Dataset rows:

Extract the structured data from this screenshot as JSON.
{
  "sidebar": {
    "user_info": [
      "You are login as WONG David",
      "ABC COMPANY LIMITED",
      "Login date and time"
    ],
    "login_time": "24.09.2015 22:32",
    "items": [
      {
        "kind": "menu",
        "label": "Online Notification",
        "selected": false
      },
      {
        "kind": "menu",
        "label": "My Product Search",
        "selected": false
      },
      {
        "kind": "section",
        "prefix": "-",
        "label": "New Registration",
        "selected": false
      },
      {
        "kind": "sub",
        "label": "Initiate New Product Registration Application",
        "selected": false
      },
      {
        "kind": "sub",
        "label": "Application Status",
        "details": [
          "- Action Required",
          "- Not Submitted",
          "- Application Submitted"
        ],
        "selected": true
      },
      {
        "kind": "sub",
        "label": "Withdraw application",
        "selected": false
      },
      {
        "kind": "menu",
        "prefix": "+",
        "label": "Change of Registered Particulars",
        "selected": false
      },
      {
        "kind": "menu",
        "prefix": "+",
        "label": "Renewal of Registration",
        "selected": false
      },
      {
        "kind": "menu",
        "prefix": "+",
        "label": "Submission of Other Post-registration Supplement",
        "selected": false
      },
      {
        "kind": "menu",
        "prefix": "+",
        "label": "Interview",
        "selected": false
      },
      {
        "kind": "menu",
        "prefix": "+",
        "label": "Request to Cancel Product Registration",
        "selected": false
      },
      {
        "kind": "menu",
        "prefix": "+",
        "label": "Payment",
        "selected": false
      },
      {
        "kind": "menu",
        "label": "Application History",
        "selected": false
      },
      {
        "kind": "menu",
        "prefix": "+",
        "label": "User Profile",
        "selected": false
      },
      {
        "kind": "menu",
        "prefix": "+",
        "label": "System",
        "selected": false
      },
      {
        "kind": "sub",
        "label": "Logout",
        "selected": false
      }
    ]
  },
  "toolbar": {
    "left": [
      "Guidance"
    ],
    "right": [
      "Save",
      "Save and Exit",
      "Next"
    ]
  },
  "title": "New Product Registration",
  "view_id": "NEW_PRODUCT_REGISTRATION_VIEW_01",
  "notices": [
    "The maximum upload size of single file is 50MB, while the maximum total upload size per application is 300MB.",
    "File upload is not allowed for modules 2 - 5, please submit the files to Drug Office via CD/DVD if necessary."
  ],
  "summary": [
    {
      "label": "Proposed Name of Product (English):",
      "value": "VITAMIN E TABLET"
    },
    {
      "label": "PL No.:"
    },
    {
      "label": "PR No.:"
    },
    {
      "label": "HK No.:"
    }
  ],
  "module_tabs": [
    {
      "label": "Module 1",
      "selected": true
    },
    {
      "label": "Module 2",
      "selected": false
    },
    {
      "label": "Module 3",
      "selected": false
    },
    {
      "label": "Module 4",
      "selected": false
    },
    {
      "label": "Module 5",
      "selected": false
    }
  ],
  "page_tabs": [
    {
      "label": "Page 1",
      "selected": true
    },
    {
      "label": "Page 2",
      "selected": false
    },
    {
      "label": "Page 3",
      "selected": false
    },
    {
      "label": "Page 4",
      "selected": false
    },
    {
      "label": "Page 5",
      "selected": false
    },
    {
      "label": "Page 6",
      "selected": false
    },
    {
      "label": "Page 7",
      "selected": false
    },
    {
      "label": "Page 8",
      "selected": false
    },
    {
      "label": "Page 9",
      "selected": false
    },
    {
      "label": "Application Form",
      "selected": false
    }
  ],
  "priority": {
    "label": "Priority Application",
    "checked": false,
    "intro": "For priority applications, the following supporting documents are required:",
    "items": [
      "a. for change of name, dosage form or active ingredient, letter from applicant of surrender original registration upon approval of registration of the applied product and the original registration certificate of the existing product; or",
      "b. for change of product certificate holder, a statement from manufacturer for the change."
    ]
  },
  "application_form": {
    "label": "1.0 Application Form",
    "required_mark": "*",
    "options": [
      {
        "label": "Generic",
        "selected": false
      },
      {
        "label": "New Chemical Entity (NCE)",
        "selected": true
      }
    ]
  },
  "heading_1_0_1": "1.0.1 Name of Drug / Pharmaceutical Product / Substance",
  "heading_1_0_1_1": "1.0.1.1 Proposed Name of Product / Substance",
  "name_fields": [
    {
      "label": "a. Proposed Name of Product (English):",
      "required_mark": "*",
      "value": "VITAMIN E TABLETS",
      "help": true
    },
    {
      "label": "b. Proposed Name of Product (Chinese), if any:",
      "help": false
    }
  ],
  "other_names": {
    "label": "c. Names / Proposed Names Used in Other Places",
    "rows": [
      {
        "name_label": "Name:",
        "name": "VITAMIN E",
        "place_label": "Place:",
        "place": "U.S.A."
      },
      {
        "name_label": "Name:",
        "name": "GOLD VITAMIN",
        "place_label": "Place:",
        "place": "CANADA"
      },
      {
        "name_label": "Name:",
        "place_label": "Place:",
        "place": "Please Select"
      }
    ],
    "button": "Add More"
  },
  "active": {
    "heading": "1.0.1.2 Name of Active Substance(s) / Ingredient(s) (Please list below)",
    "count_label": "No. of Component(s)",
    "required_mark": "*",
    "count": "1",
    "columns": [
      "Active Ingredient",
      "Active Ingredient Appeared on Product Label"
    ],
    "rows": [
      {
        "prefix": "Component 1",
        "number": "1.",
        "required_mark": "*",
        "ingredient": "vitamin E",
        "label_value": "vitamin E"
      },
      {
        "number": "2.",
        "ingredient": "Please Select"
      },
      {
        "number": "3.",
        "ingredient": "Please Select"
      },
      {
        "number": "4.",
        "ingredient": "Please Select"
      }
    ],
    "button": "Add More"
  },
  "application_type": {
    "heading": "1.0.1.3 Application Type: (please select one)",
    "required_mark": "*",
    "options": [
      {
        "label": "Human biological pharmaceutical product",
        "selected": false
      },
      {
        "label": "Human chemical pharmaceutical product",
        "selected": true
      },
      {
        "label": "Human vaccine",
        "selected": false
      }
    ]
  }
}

What to produce:
Pull out every line in the data above that has the word "from".

Full solution:
Extract the structured data from this screenshot as JSON.
      "a. for change of name, dosage form or active ingredient, letter from applicant of surrender original registration upon approval of registration of the applied product and the original registration certificate of the existing product; or",
      "b. for change of product certificate holder, a statement from manufacturer for the change."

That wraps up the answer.